### INSTRUCTIONS TO FOLLOW
Rewrite the records from the line with "y-tick-label: 0.8 (411, 654, 440, 677)" to the line with "facet-strip-label: 1-3 (585, 73, 615, 96)", switching "y-tick-label" to "y-axis-tick" and keeping everything else the same.

### RECORDS SUPPLIED
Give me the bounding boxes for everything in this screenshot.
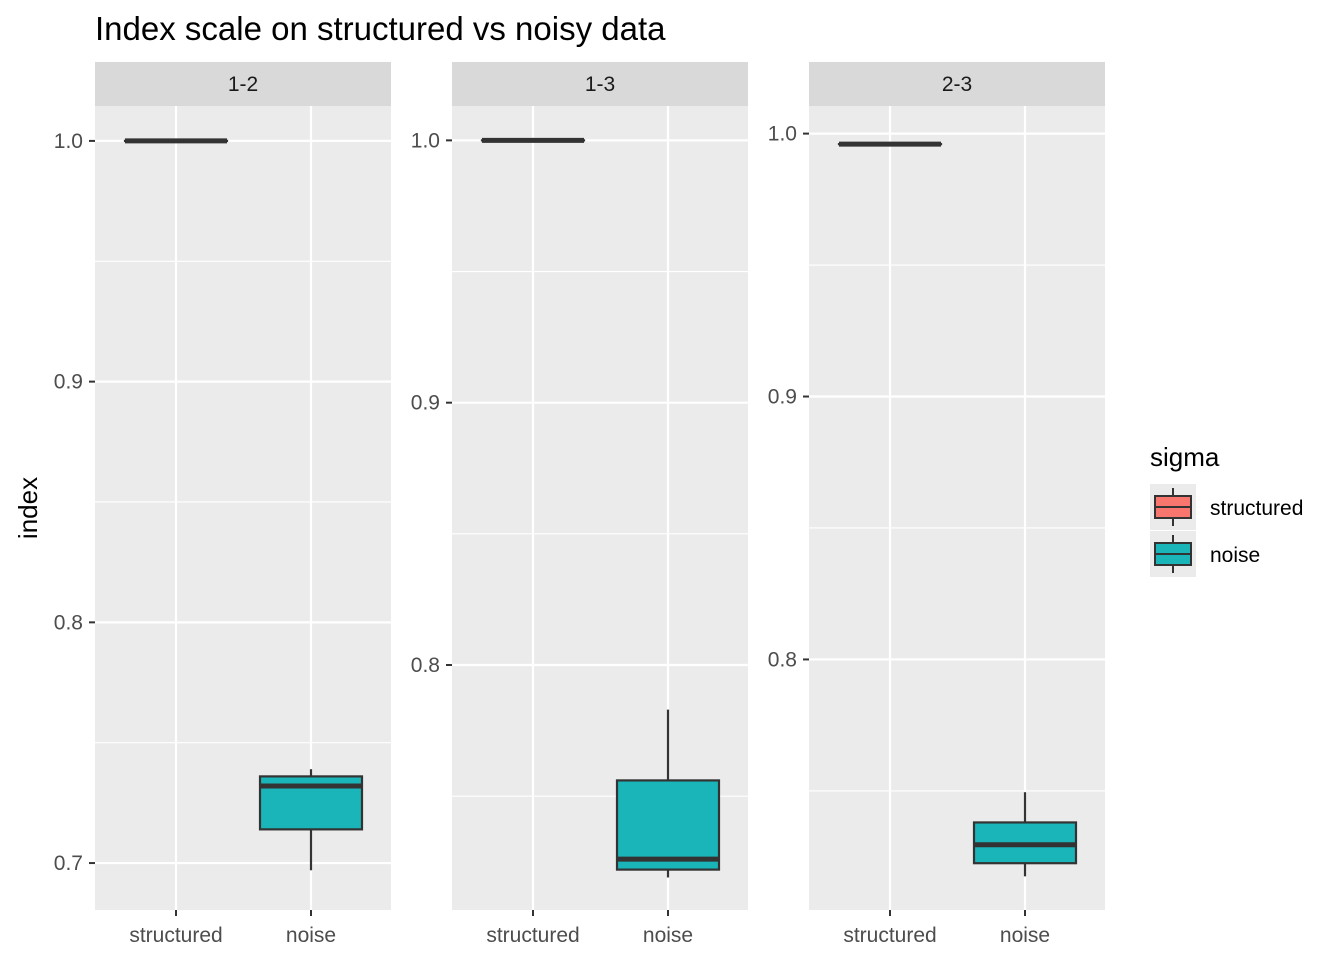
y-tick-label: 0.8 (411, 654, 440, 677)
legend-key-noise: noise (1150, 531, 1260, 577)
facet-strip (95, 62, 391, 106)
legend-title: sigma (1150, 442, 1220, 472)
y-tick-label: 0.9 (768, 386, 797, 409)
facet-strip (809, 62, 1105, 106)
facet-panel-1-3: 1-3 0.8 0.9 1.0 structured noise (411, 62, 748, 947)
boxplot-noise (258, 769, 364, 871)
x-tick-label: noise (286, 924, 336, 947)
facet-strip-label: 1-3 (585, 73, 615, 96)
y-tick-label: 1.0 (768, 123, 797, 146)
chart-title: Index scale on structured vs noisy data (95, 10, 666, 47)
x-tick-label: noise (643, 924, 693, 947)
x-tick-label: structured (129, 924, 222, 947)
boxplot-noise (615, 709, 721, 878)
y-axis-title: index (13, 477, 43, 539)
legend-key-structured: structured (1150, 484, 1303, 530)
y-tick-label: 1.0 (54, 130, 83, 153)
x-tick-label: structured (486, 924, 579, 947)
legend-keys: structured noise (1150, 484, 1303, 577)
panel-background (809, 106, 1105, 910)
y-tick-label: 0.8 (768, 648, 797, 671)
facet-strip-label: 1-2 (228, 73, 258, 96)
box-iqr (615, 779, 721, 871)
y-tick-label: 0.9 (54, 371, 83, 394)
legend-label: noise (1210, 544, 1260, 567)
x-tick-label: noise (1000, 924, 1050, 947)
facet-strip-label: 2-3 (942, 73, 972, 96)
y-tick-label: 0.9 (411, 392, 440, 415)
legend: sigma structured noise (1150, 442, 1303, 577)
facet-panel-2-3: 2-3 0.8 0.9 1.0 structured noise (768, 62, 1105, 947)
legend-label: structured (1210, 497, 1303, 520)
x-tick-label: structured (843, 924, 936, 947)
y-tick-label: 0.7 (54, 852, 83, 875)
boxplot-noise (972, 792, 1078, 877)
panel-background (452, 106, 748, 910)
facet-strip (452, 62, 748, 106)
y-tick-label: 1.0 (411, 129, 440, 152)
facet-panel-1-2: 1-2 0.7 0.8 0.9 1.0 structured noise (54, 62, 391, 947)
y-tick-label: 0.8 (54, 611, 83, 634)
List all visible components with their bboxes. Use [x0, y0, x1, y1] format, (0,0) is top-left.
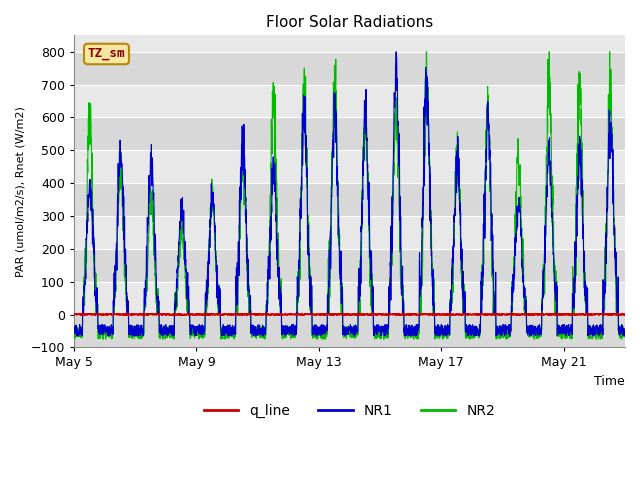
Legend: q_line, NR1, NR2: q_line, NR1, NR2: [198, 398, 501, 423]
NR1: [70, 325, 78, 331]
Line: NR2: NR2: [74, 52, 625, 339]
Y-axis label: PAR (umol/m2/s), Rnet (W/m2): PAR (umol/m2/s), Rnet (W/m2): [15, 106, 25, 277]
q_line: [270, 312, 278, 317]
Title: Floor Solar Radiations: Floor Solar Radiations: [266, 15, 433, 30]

### RESULT FOR THIS TASK
y-axis-tick: 0.8 (411, 654, 440, 677)
legend-key-noise: noise (1150, 531, 1260, 577)
facet-strip (95, 62, 391, 106)
legend-title: sigma (1150, 442, 1220, 472)
y-axis-tick: 0.9 (768, 386, 797, 409)
facet-strip (809, 62, 1105, 106)
facet-panel-1-3: 1-3 0.8 0.9 1.0 structured noise (411, 62, 748, 947)
boxplot-noise (258, 769, 364, 871)
x-tick-label: noise (286, 924, 336, 947)
facet-strip-label: 1-3 (585, 73, 615, 96)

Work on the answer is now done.